__RECORDS FOR THE TASK__.
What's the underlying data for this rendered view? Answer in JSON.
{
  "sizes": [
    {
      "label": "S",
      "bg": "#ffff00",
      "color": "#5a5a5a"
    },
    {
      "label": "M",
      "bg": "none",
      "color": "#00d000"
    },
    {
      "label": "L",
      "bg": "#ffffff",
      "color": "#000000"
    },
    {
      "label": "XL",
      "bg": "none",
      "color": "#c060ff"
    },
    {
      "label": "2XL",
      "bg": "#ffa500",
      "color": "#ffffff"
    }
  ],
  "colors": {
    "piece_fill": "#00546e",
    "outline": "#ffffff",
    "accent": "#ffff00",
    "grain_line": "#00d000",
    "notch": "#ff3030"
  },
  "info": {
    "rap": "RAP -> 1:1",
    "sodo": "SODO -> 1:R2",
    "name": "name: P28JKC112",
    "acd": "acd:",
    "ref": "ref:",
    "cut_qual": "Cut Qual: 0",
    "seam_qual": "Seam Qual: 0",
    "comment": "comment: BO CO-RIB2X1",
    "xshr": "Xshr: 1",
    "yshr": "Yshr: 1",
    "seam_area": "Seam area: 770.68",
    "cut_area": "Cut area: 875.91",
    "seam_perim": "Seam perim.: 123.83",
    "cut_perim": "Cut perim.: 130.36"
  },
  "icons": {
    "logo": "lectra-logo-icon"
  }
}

__DESCRIPTION OF THE TASK__. Reproduce the full listing exactly.

__FINAL ANSWER__.
What's the underlying data for this rendered view? Answer in JSON.
{
  "sizes": [
    {
      "label": "S",
      "bg": "#ffff00",
      "color": "#5a5a5a"
    },
    {
      "label": "M",
      "bg": "none",
      "color": "#00d000"
    },
    {
      "label": "L",
      "bg": "#ffffff",
      "color": "#000000"
    },
    {
      "label": "XL",
      "bg": "none",
      "color": "#c060ff"
    },
    {
      "label": "2XL",
      "bg": "#ffa500",
      "color": "#ffffff"
    }
  ],
  "colors": {
    "piece_fill": "#00546e",
    "outline": "#ffffff",
    "accent": "#ffff00",
    "grain_line": "#00d000",
    "notch": "#ff3030"
  },
  "info": {
    "rap": "RAP -> 1:1",
    "sodo": "SODO -> 1:R2",
    "name": "name: P28JKC112",
    "acd": "acd:",
    "ref": "ref:",
    "cut_qual": "Cut Qual: 0",
    "seam_qual": "Seam Qual: 0",
    "comment": "comment: BO CO-RIB2X1",
    "xshr": "Xshr: 1",
    "yshr": "Yshr: 1",
    "seam_area": "Seam area: 770.68",
    "cut_area": "Cut area: 875.91",
    "seam_perim": "Seam perim.: 123.83",
    "cut_perim": "Cut perim.: 130.36"
  },
  "icons": {
    "logo": "lectra-logo-icon"
  }
}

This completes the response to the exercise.